start INPUT RECORDS

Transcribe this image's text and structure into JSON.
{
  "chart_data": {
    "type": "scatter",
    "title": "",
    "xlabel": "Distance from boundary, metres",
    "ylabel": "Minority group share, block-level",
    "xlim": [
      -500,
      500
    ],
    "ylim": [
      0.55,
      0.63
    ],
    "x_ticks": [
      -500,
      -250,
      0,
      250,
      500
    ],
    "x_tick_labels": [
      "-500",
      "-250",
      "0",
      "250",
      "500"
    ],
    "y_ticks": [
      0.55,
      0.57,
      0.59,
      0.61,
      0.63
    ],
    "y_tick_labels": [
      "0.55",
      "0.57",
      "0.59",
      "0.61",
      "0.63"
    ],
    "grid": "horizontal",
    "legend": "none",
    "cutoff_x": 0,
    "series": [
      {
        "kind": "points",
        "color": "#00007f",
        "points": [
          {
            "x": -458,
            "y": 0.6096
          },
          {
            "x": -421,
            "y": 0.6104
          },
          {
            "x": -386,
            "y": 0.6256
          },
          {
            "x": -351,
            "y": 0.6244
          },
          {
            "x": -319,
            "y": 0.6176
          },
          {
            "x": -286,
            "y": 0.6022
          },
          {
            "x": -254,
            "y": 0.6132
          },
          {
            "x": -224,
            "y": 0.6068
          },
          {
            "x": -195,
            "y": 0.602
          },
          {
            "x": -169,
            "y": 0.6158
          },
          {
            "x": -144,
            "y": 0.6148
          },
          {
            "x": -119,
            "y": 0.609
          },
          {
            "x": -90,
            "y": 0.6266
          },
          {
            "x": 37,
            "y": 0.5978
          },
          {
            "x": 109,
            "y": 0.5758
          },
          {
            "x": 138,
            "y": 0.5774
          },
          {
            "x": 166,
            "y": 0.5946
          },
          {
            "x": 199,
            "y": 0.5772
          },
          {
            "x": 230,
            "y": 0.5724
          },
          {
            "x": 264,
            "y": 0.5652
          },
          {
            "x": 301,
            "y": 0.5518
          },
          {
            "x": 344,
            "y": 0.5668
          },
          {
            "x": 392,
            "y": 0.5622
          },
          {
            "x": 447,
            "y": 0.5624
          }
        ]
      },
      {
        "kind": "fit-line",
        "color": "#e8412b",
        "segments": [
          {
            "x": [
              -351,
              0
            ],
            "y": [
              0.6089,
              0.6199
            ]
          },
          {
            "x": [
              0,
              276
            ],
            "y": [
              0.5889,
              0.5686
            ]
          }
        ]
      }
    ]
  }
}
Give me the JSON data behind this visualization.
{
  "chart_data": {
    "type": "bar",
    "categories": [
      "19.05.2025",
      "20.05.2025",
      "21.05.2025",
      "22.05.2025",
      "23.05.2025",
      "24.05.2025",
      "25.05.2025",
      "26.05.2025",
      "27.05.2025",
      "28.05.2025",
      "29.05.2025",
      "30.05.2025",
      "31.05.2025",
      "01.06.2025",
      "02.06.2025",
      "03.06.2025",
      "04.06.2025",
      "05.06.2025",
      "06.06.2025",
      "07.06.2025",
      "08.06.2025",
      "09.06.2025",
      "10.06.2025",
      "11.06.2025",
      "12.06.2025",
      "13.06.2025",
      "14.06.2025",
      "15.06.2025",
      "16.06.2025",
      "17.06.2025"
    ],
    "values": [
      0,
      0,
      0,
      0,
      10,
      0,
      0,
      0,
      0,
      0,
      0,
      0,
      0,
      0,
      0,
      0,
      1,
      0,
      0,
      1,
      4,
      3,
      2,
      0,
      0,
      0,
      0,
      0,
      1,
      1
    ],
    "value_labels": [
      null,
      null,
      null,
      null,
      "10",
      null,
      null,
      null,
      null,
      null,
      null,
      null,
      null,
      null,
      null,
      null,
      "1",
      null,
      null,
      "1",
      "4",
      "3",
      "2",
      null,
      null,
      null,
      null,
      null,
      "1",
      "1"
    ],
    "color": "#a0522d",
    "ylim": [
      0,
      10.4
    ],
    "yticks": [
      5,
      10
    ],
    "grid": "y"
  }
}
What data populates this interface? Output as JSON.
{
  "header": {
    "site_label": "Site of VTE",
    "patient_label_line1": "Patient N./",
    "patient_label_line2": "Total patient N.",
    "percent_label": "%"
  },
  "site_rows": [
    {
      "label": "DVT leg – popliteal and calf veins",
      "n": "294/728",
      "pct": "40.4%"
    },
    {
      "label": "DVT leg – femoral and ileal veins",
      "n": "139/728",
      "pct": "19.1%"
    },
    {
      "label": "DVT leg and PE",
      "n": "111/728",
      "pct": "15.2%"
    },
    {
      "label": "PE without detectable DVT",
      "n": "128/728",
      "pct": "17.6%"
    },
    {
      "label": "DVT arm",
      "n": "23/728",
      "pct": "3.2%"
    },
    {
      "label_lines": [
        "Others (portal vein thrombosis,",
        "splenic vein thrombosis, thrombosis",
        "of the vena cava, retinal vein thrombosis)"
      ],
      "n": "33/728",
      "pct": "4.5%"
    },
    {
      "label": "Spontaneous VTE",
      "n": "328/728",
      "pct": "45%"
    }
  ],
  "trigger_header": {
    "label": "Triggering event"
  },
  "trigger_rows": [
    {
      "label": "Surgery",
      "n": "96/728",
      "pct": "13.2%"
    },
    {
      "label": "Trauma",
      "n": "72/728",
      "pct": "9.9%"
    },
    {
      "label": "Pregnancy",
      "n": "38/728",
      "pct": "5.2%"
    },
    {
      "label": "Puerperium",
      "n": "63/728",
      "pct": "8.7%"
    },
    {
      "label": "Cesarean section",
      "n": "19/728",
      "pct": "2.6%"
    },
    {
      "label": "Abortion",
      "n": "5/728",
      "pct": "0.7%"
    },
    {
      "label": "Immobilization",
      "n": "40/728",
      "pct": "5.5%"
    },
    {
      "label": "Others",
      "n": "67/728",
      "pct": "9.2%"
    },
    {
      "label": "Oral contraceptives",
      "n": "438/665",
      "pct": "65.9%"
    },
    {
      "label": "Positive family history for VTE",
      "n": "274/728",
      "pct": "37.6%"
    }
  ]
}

end INPUT RECORDS

Please repeat all the records above exactly as they appear.

# RESULT
Transcribe this image's text and structure into JSON.
{
  "chart_data": {
    "type": "scatter",
    "title": "",
    "xlabel": "Distance from boundary, metres",
    "ylabel": "Minority group share, block-level",
    "xlim": [
      -500,
      500
    ],
    "ylim": [
      0.55,
      0.63
    ],
    "x_ticks": [
      -500,
      -250,
      0,
      250,
      500
    ],
    "x_tick_labels": [
      "-500",
      "-250",
      "0",
      "250",
      "500"
    ],
    "y_ticks": [
      0.55,
      0.57,
      0.59,
      0.61,
      0.63
    ],
    "y_tick_labels": [
      "0.55",
      "0.57",
      "0.59",
      "0.61",
      "0.63"
    ],
    "grid": "horizontal",
    "legend": "none",
    "cutoff_x": 0,
    "series": [
      {
        "kind": "points",
        "color": "#00007f",
        "points": [
          {
            "x": -458,
            "y": 0.6096
          },
          {
            "x": -421,
            "y": 0.6104
          },
          {
            "x": -386,
            "y": 0.6256
          },
          {
            "x": -351,
            "y": 0.6244
          },
          {
            "x": -319,
            "y": 0.6176
          },
          {
            "x": -286,
            "y": 0.6022
          },
          {
            "x": -254,
            "y": 0.6132
          },
          {
            "x": -224,
            "y": 0.6068
          },
          {
            "x": -195,
            "y": 0.602
          },
          {
            "x": -169,
            "y": 0.6158
          },
          {
            "x": -144,
            "y": 0.6148
          },
          {
            "x": -119,
            "y": 0.609
          },
          {
            "x": -90,
            "y": 0.6266
          },
          {
            "x": 37,
            "y": 0.5978
          },
          {
            "x": 109,
            "y": 0.5758
          },
          {
            "x": 138,
            "y": 0.5774
          },
          {
            "x": 166,
            "y": 0.5946
          },
          {
            "x": 199,
            "y": 0.5772
          },
          {
            "x": 230,
            "y": 0.5724
          },
          {
            "x": 264,
            "y": 0.5652
          },
          {
            "x": 301,
            "y": 0.5518
          },
          {
            "x": 344,
            "y": 0.5668
          },
          {
            "x": 392,
            "y": 0.5622
          },
          {
            "x": 447,
            "y": 0.5624
          }
        ]
      },
      {
        "kind": "fit-line",
        "color": "#e8412b",
        "segments": [
          {
            "x": [
              -351,
              0
            ],
            "y": [
              0.6089,
              0.6199
            ]
          },
          {
            "x": [
              0,
              276
            ],
            "y": [
              0.5889,
              0.5686
            ]
          }
        ]
      }
    ]
  }
}
Give me the JSON data behind this visualization.
{
  "chart_data": {
    "type": "bar",
    "categories": [
      "19.05.2025",
      "20.05.2025",
      "21.05.2025",
      "22.05.2025",
      "23.05.2025",
      "24.05.2025",
      "25.05.2025",
      "26.05.2025",
      "27.05.2025",
      "28.05.2025",
      "29.05.2025",
      "30.05.2025",
      "31.05.2025",
      "01.06.2025",
      "02.06.2025",
      "03.06.2025",
      "04.06.2025",
      "05.06.2025",
      "06.06.2025",
      "07.06.2025",
      "08.06.2025",
      "09.06.2025",
      "10.06.2025",
      "11.06.2025",
      "12.06.2025",
      "13.06.2025",
      "14.06.2025",
      "15.06.2025",
      "16.06.2025",
      "17.06.2025"
    ],
    "values": [
      0,
      0,
      0,
      0,
      10,
      0,
      0,
      0,
      0,
      0,
      0,
      0,
      0,
      0,
      0,
      0,
      1,
      0,
      0,
      1,
      4,
      3,
      2,
      0,
      0,
      0,
      0,
      0,
      1,
      1
    ],
    "value_labels": [
      null,
      null,
      null,
      null,
      "10",
      null,
      null,
      null,
      null,
      null,
      null,
      null,
      null,
      null,
      null,
      null,
      "1",
      null,
      null,
      "1",
      "4",
      "3",
      "2",
      null,
      null,
      null,
      null,
      null,
      "1",
      "1"
    ],
    "color": "#a0522d",
    "ylim": [
      0,
      10.4
    ],
    "yticks": [
      5,
      10
    ],
    "grid": "y"
  }
}
What data populates this interface? Output as JSON.
{
  "header": {
    "site_label": "Site of VTE",
    "patient_label_line1": "Patient N./",
    "patient_label_line2": "Total patient N.",
    "percent_label": "%"
  },
  "site_rows": [
    {
      "label": "DVT leg – popliteal and calf veins",
      "n": "294/728",
      "pct": "40.4%"
    },
    {
      "label": "DVT leg – femoral and ileal veins",
      "n": "139/728",
      "pct": "19.1%"
    },
    {
      "label": "DVT leg and PE",
      "n": "111/728",
      "pct": "15.2%"
    },
    {
      "label": "PE without detectable DVT",
      "n": "128/728",
      "pct": "17.6%"
    },
    {
      "label": "DVT arm",
      "n": "23/728",
      "pct": "3.2%"
    },
    {
      "label_lines": [
        "Others (portal vein thrombosis,",
        "splenic vein thrombosis, thrombosis",
        "of the vena cava, retinal vein thrombosis)"
      ],
      "n": "33/728",
      "pct": "4.5%"
    },
    {
      "label": "Spontaneous VTE",
      "n": "328/728",
      "pct": "45%"
    }
  ],
  "trigger_header": {
    "label": "Triggering event"
  },
  "trigger_rows": [
    {
      "label": "Surgery",
      "n": "96/728",
      "pct": "13.2%"
    },
    {
      "label": "Trauma",
      "n": "72/728",
      "pct": "9.9%"
    },
    {
      "label": "Pregnancy",
      "n": "38/728",
      "pct": "5.2%"
    },
    {
      "label": "Puerperium",
      "n": "63/728",
      "pct": "8.7%"
    },
    {
      "label": "Cesarean section",
      "n": "19/728",
      "pct": "2.6%"
    },
    {
      "label": "Abortion",
      "n": "5/728",
      "pct": "0.7%"
    },
    {
      "label": "Immobilization",
      "n": "40/728",
      "pct": "5.5%"
    },
    {
      "label": "Others",
      "n": "67/728",
      "pct": "9.2%"
    },
    {
      "label": "Oral contraceptives",
      "n": "438/665",
      "pct": "65.9%"
    },
    {
      "label": "Positive family history for VTE",
      "n": "274/728",
      "pct": "37.6%"
    }
  ]
}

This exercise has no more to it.